— BEGIN —
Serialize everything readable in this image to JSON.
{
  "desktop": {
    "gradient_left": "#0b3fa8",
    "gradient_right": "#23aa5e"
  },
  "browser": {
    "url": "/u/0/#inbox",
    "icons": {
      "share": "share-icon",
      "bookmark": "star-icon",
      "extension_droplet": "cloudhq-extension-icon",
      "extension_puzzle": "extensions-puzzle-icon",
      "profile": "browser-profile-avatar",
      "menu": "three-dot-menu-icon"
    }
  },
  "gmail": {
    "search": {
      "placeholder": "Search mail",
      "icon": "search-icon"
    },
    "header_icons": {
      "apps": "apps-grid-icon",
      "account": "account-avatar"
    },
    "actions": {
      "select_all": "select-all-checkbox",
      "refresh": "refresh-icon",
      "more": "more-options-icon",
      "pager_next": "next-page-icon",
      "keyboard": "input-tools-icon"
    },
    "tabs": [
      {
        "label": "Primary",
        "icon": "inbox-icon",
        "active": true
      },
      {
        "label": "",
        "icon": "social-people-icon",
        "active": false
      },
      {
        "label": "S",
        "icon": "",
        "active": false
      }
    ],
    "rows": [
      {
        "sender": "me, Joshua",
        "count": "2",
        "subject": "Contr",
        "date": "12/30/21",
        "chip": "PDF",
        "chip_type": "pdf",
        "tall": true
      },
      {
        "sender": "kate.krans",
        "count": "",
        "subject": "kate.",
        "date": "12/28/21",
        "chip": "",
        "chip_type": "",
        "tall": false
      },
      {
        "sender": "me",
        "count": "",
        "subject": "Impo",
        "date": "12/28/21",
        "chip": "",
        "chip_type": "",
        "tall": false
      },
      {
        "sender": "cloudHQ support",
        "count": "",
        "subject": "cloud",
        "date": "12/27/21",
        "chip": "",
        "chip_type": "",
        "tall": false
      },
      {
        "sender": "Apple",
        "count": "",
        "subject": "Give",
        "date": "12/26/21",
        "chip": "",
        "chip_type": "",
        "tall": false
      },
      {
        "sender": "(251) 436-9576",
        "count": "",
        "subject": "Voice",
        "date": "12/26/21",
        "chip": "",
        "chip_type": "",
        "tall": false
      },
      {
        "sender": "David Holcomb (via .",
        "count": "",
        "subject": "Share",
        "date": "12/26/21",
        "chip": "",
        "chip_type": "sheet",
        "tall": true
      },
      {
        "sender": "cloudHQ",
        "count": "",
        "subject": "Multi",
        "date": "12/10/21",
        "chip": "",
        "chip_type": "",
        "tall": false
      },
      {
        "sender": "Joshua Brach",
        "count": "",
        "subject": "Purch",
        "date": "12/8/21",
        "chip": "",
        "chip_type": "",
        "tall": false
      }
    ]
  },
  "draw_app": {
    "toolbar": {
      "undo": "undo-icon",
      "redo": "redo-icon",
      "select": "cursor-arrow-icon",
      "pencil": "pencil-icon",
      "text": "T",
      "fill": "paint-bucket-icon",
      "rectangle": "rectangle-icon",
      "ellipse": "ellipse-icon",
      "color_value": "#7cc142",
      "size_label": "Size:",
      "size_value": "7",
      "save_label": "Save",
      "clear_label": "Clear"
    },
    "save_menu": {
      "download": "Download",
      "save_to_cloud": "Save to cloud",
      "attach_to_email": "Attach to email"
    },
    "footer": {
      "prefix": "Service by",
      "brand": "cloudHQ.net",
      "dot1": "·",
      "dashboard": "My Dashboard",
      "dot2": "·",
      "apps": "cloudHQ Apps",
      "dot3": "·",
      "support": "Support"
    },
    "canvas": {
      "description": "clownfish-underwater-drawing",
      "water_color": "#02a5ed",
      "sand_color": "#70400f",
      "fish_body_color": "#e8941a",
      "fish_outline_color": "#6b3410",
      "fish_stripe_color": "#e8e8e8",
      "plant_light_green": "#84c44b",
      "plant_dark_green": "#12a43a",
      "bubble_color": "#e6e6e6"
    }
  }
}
— END —
Exercise directions -> Repeat the records above in full, character for character.

Solution ->
Serialize everything readable in this image to JSON.
{
  "desktop": {
    "gradient_left": "#0b3fa8",
    "gradient_right": "#23aa5e"
  },
  "browser": {
    "url": "/u/0/#inbox",
    "icons": {
      "share": "share-icon",
      "bookmark": "star-icon",
      "extension_droplet": "cloudhq-extension-icon",
      "extension_puzzle": "extensions-puzzle-icon",
      "profile": "browser-profile-avatar",
      "menu": "three-dot-menu-icon"
    }
  },
  "gmail": {
    "search": {
      "placeholder": "Search mail",
      "icon": "search-icon"
    },
    "header_icons": {
      "apps": "apps-grid-icon",
      "account": "account-avatar"
    },
    "actions": {
      "select_all": "select-all-checkbox",
      "refresh": "refresh-icon",
      "more": "more-options-icon",
      "pager_next": "next-page-icon",
      "keyboard": "input-tools-icon"
    },
    "tabs": [
      {
        "label": "Primary",
        "icon": "inbox-icon",
        "active": true
      },
      {
        "label": "",
        "icon": "social-people-icon",
        "active": false
      },
      {
        "label": "S",
        "icon": "",
        "active": false
      }
    ],
    "rows": [
      {
        "sender": "me, Joshua",
        "count": "2",
        "subject": "Contr",
        "date": "12/30/21",
        "chip": "PDF",
        "chip_type": "pdf",
        "tall": true
      },
      {
        "sender": "kate.krans",
        "count": "",
        "subject": "kate.",
        "date": "12/28/21",
        "chip": "",
        "chip_type": "",
        "tall": false
      },
      {
        "sender": "me",
        "count": "",
        "subject": "Impo",
        "date": "12/28/21",
        "chip": "",
        "chip_type": "",
        "tall": false
      },
      {
        "sender": "cloudHQ support",
        "count": "",
        "subject": "cloud",
        "date": "12/27/21",
        "chip": "",
        "chip_type": "",
        "tall": false
      },
      {
        "sender": "Apple",
        "count": "",
        "subject": "Give",
        "date": "12/26/21",
        "chip": "",
        "chip_type": "",
        "tall": false
      },
      {
        "sender": "(251) 436-9576",
        "count": "",
        "subject": "Voice",
        "date": "12/26/21",
        "chip": "",
        "chip_type": "",
        "tall": false
      },
      {
        "sender": "David Holcomb (via .",
        "count": "",
        "subject": "Share",
        "date": "12/26/21",
        "chip": "",
        "chip_type": "sheet",
        "tall": true
      },
      {
        "sender": "cloudHQ",
        "count": "",
        "subject": "Multi",
        "date": "12/10/21",
        "chip": "",
        "chip_type": "",
        "tall": false
      },
      {
        "sender": "Joshua Brach",
        "count": "",
        "subject": "Purch",
        "date": "12/8/21",
        "chip": "",
        "chip_type": "",
        "tall": false
      }
    ]
  },
  "draw_app": {
    "toolbar": {
      "undo": "undo-icon",
      "redo": "redo-icon",
      "select": "cursor-arrow-icon",
      "pencil": "pencil-icon",
      "text": "T",
      "fill": "paint-bucket-icon",
      "rectangle": "rectangle-icon",
      "ellipse": "ellipse-icon",
      "color_value": "#7cc142",
      "size_label": "Size:",
      "size_value": "7",
      "save_label": "Save",
      "clear_label": "Clear"
    },
    "save_menu": {
      "download": "Download",
      "save_to_cloud": "Save to cloud",
      "attach_to_email": "Attach to email"
    },
    "footer": {
      "prefix": "Service by",
      "brand": "cloudHQ.net",
      "dot1": "·",
      "dashboard": "My Dashboard",
      "dot2": "·",
      "apps": "cloudHQ Apps",
      "dot3": "·",
      "support": "Support"
    },
    "canvas": {
      "description": "clownfish-underwater-drawing",
      "water_color": "#02a5ed",
      "sand_color": "#70400f",
      "fish_body_color": "#e8941a",
      "fish_outline_color": "#6b3410",
      "fish_stripe_color": "#e8e8e8",
      "plant_light_green": "#84c44b",
      "plant_dark_green": "#12a43a",
      "bubble_color": "#e6e6e6"
    }
  }
}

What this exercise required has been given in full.